■ **Prompt**:
Write out every entry exactly as given, but omit the pictures.
##### Provided entries
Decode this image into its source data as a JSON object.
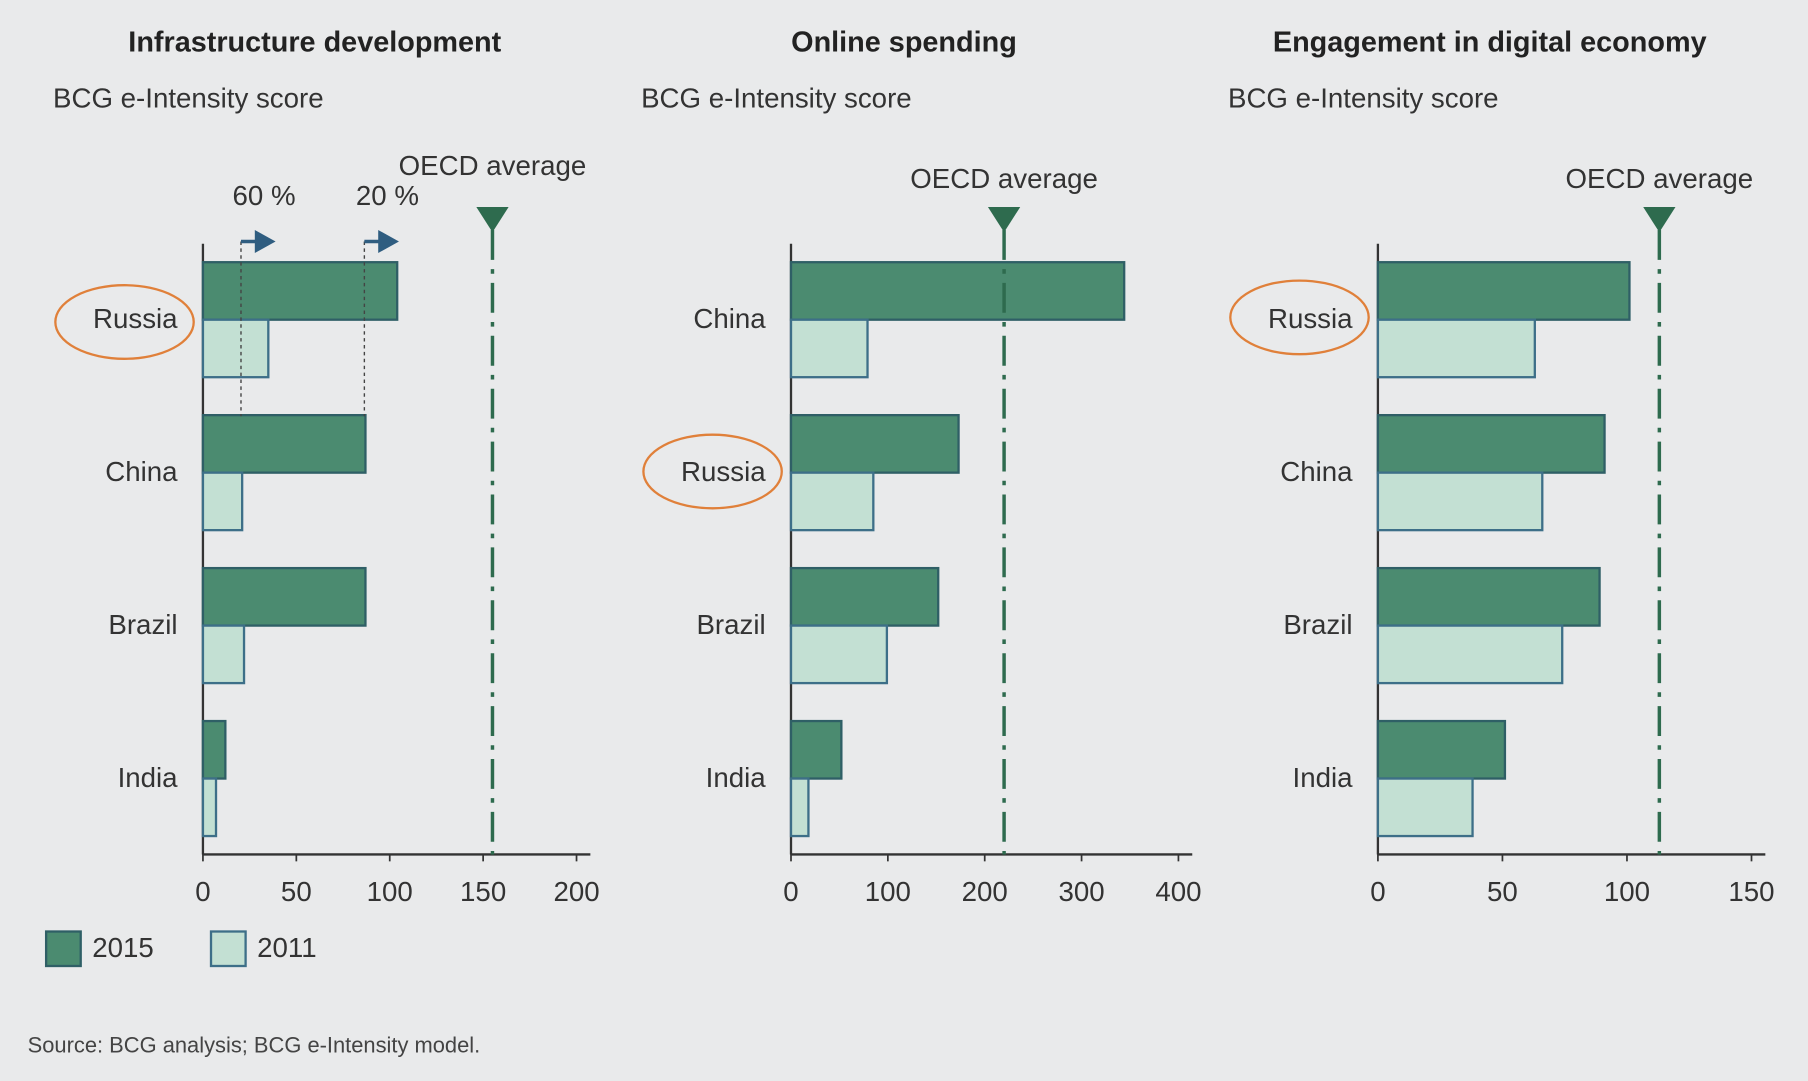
{
  "chart_data": [
    {
      "type": "bar",
      "orientation": "horizontal",
      "title": "Infrastructure development",
      "subtitle": "BCG e-Intensity score",
      "categories": [
        "Russia",
        "China",
        "Brazil",
        "India"
      ],
      "series": [
        {
          "name": "2015",
          "color": "#4b8b70",
          "values": [
            104,
            87,
            87,
            12
          ]
        },
        {
          "name": "2011",
          "color": "#c3e0d3",
          "values": [
            35,
            21,
            22,
            7
          ]
        }
      ],
      "xlim": [
        0,
        200
      ],
      "xticks": [
        0,
        50,
        100,
        150,
        200
      ],
      "reference_line": {
        "label": "OECD average",
        "value": 155
      },
      "annotations": [
        "60 %",
        "20 %"
      ]
    },
    {
      "type": "bar",
      "orientation": "horizontal",
      "title": "Online spending",
      "subtitle": "BCG e-Intensity score",
      "categories": [
        "China",
        "Russia",
        "Brazil",
        "India"
      ],
      "series": [
        {
          "name": "2015",
          "color": "#4b8b70",
          "values": [
            344,
            173,
            152,
            52
          ]
        },
        {
          "name": "2011",
          "color": "#c3e0d3",
          "values": [
            79,
            85,
            99,
            18
          ]
        }
      ],
      "xlim": [
        0,
        400
      ],
      "xticks": [
        0,
        100,
        200,
        300,
        400
      ],
      "reference_line": {
        "label": "OECD average",
        "value": 220
      }
    },
    {
      "type": "bar",
      "orientation": "horizontal",
      "title": "Engagement in digital economy",
      "subtitle": "BCG e-Intensity score",
      "categories": [
        "Russia",
        "China",
        "Brazil",
        "India"
      ],
      "series": [
        {
          "name": "2015",
          "color": "#4b8b70",
          "values": [
            101,
            91,
            89,
            51
          ]
        },
        {
          "name": "2011",
          "color": "#c3e0d3",
          "values": [
            63,
            66,
            74,
            38
          ]
        }
      ],
      "xlim": [
        0,
        150
      ],
      "xticks": [
        0,
        50,
        100,
        150
      ],
      "reference_line": {
        "label": "OECD average",
        "value": 113
      }
    }
  ],
  "source": "Source: BCG analysis; BCG e-Intensity model."
}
##########
■ **Solution**:
Decode this image into its source data as a JSON object.
{
  "chart_data": [
    {
      "type": "bar",
      "orientation": "horizontal",
      "title": "Infrastructure development",
      "subtitle": "BCG e-Intensity score",
      "categories": [
        "Russia",
        "China",
        "Brazil",
        "India"
      ],
      "series": [
        {
          "name": "2015",
          "color": "#4b8b70",
          "values": [
            104,
            87,
            87,
            12
          ]
        },
        {
          "name": "2011",
          "color": "#c3e0d3",
          "values": [
            35,
            21,
            22,
            7
          ]
        }
      ],
      "xlim": [
        0,
        200
      ],
      "xticks": [
        0,
        50,
        100,
        150,
        200
      ],
      "reference_line": {
        "label": "OECD average",
        "value": 155
      },
      "annotations": [
        "60 %",
        "20 %"
      ]
    },
    {
      "type": "bar",
      "orientation": "horizontal",
      "title": "Online spending",
      "subtitle": "BCG e-Intensity score",
      "categories": [
        "China",
        "Russia",
        "Brazil",
        "India"
      ],
      "series": [
        {
          "name": "2015",
          "color": "#4b8b70",
          "values": [
            344,
            173,
            152,
            52
          ]
        },
        {
          "name": "2011",
          "color": "#c3e0d3",
          "values": [
            79,
            85,
            99,
            18
          ]
        }
      ],
      "xlim": [
        0,
        400
      ],
      "xticks": [
        0,
        100,
        200,
        300,
        400
      ],
      "reference_line": {
        "label": "OECD average",
        "value": 220
      }
    },
    {
      "type": "bar",
      "orientation": "horizontal",
      "title": "Engagement in digital economy",
      "subtitle": "BCG e-Intensity score",
      "categories": [
        "Russia",
        "China",
        "Brazil",
        "India"
      ],
      "series": [
        {
          "name": "2015",
          "color": "#4b8b70",
          "values": [
            101,
            91,
            89,
            51
          ]
        },
        {
          "name": "2011",
          "color": "#c3e0d3",
          "values": [
            63,
            66,
            74,
            38
          ]
        }
      ],
      "xlim": [
        0,
        150
      ],
      "xticks": [
        0,
        50,
        100,
        150
      ],
      "reference_line": {
        "label": "OECD average",
        "value": 113
      }
    }
  ],
  "source": "Source: BCG analysis; BCG e-Intensity model."
}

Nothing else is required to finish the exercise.